* EXERCISE TASK: Find every line below that contains the word "const" and copy it out.

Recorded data
- - -

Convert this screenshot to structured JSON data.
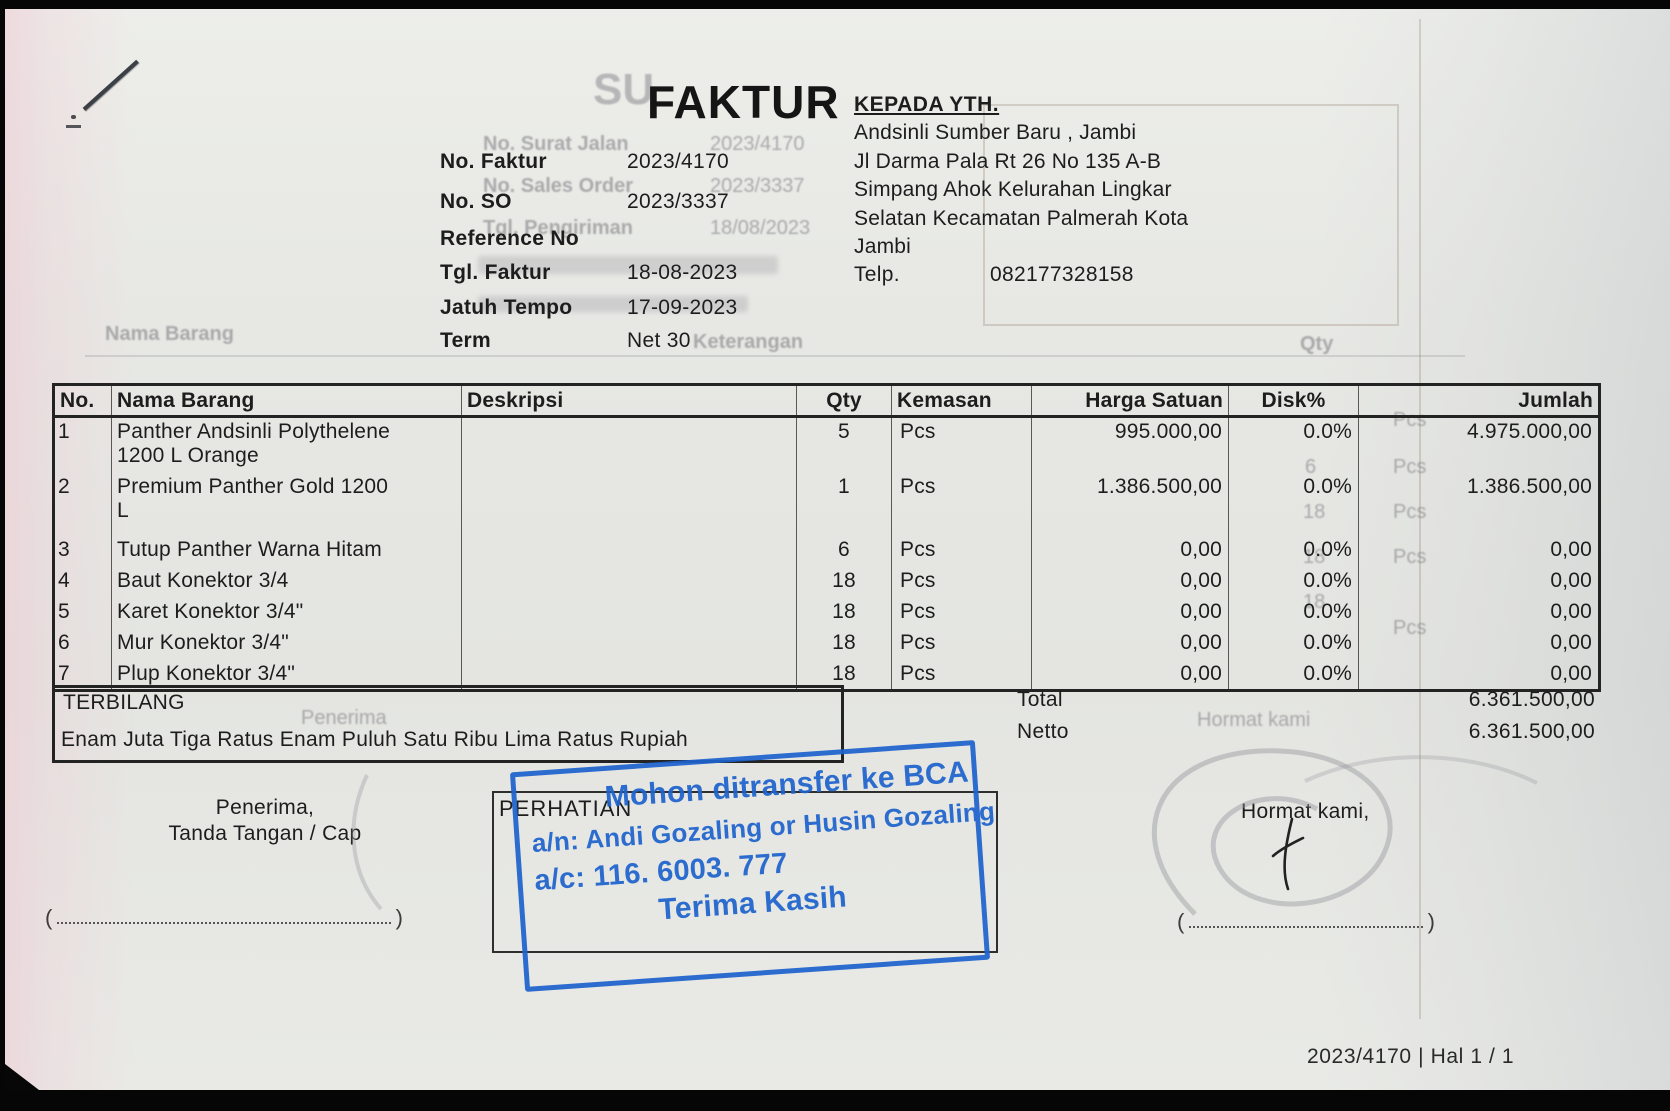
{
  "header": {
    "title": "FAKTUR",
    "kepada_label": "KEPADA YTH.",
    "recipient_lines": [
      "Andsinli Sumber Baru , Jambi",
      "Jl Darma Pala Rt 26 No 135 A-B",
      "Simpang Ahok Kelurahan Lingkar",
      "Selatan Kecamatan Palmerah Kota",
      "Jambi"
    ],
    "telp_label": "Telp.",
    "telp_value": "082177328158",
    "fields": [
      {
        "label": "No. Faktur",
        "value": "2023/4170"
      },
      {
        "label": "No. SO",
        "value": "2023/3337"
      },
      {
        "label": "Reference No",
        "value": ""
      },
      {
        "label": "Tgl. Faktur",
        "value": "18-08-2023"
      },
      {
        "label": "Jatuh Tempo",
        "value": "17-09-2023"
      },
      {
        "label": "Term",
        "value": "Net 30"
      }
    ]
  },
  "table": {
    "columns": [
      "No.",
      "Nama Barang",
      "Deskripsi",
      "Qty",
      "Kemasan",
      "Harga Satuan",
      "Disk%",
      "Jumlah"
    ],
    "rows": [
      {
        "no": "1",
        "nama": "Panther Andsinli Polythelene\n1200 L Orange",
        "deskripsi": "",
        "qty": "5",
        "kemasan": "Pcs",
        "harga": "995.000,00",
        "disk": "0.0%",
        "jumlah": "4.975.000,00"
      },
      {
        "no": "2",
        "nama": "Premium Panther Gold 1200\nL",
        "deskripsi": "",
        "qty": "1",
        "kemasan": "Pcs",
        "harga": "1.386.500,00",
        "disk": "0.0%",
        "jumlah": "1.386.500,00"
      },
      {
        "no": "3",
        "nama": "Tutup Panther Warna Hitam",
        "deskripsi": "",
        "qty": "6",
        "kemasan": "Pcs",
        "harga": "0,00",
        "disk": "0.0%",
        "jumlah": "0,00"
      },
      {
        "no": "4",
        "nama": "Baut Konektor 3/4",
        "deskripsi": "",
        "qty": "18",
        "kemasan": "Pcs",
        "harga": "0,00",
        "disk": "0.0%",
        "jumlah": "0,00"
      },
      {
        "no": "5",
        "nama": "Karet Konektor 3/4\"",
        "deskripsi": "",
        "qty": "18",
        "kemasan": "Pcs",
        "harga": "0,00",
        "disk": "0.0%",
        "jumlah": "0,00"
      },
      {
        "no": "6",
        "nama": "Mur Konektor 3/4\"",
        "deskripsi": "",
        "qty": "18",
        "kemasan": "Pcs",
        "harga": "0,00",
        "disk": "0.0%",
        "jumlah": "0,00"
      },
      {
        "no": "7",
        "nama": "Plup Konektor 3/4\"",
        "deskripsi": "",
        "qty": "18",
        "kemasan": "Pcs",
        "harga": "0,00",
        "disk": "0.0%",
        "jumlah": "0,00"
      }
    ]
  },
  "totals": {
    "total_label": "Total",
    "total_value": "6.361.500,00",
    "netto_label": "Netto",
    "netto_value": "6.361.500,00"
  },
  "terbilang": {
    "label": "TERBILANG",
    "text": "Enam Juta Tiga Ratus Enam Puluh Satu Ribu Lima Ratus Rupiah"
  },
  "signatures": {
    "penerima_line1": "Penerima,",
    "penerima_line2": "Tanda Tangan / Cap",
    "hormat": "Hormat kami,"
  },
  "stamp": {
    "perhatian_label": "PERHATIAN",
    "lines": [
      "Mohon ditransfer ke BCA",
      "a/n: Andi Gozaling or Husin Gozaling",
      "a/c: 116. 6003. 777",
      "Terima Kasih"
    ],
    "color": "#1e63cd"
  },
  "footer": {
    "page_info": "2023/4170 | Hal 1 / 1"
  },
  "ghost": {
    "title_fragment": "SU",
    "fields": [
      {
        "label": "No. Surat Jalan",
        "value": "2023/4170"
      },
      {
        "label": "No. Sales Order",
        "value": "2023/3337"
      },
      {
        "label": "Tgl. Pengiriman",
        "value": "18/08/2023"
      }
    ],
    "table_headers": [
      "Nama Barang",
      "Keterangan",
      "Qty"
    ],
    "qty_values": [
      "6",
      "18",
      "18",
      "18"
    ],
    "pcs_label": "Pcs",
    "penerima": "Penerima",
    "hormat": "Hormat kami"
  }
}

- - -

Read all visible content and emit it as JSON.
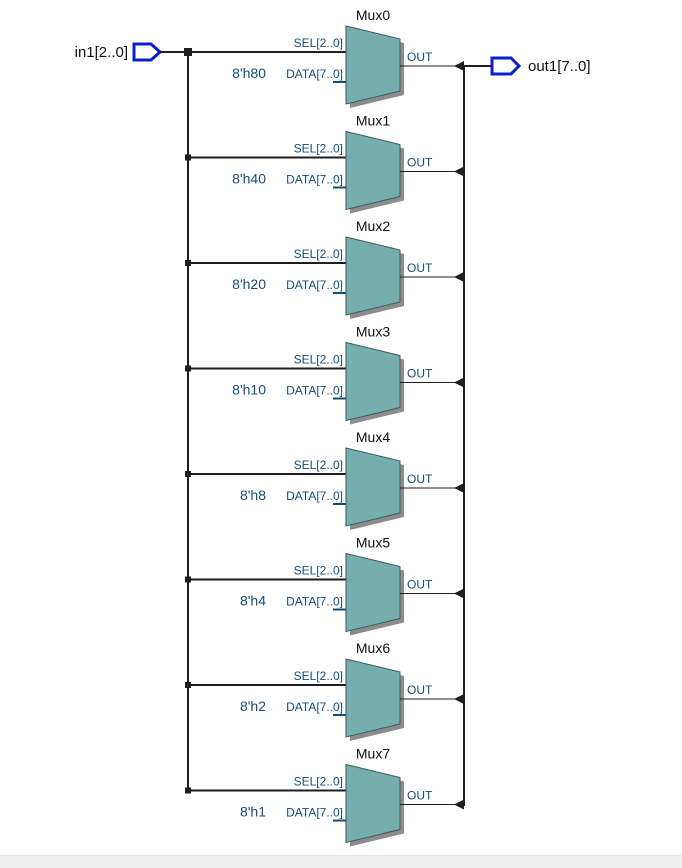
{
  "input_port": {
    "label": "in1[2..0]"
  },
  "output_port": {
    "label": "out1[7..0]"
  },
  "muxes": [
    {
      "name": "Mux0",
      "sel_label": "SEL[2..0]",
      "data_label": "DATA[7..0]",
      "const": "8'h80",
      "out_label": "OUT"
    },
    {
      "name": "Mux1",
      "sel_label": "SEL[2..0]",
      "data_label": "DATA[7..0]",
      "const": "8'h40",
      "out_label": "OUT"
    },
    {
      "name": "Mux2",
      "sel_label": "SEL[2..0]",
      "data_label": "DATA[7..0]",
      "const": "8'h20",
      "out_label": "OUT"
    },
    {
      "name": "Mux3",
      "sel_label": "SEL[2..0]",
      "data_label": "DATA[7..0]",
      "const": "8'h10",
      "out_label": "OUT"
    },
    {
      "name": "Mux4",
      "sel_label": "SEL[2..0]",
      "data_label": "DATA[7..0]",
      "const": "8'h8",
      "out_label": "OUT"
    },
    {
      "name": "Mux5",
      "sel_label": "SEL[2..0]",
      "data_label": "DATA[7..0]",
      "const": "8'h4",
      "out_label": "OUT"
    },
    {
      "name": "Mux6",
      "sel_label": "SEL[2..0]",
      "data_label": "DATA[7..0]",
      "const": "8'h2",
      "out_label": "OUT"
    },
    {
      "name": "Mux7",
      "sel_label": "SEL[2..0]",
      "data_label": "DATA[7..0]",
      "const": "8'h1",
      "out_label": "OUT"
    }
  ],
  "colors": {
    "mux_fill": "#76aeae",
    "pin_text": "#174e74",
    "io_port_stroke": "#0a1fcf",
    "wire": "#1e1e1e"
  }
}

- - -

* THE RESPONSE:
      "const": "8'h80",
      "const": "8'h40",
      "const": "8'h20",
      "const": "8'h10",
      "const": "8'h8",
      "const": "8'h4",
      "const": "8'h2",
      "const": "8'h1",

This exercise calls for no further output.